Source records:
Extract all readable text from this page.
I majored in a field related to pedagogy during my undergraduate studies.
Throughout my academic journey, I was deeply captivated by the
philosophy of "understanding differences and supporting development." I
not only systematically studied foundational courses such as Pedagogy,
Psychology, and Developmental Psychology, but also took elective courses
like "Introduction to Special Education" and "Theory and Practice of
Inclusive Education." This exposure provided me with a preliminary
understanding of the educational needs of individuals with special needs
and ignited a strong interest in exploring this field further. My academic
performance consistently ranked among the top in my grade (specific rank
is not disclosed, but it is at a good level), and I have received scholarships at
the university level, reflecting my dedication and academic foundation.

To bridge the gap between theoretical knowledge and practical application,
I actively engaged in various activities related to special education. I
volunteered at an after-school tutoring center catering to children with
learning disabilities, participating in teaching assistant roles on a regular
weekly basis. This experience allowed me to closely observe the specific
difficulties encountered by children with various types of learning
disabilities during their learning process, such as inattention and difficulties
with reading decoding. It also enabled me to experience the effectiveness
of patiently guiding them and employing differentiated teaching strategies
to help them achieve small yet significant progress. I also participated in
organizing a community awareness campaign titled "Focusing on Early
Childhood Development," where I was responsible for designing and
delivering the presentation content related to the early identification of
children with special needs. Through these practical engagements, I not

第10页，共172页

**Problem**
Extract each entry in full, exactly as given.

**The solution**
Extract all readable text from this page.
I majored in a field related to pedagogy during my undergraduate studies.
Throughout my academic journey, I was deeply captivated by the
philosophy of "understanding differences and supporting development." I
not only systematically studied foundational courses such as Pedagogy,
Psychology, and Developmental Psychology, but also took elective courses
like "Introduction to Special Education" and "Theory and Practice of
Inclusive Education." This exposure provided me with a preliminary
understanding of the educational needs of individuals with special needs
and ignited a strong interest in exploring this field further. My academic
performance consistently ranked among the top in my grade (specific rank
is not disclosed, but it is at a good level), and I have received scholarships at
the university level, reflecting my dedication and academic foundation.

To bridge the gap between theoretical knowledge and practical application,
I actively engaged in various activities related to special education. I
volunteered at an after-school tutoring center catering to children with
learning disabilities, participating in teaching assistant roles on a regular
weekly basis. This experience allowed me to closely observe the specific
difficulties encountered by children with various types of learning
disabilities during their learning process, such as inattention and difficulties
with reading decoding. It also enabled me to experience the effectiveness
of patiently guiding them and employing differentiated teaching strategies
to help them achieve small yet significant progress. I also participated in
organizing a community awareness campaign titled "Focusing on Early
Childhood Development," where I was responsible for designing and
delivering the presentation content related to the early identification of
children with special needs. Through these practical engagements, I not

第10页，共172页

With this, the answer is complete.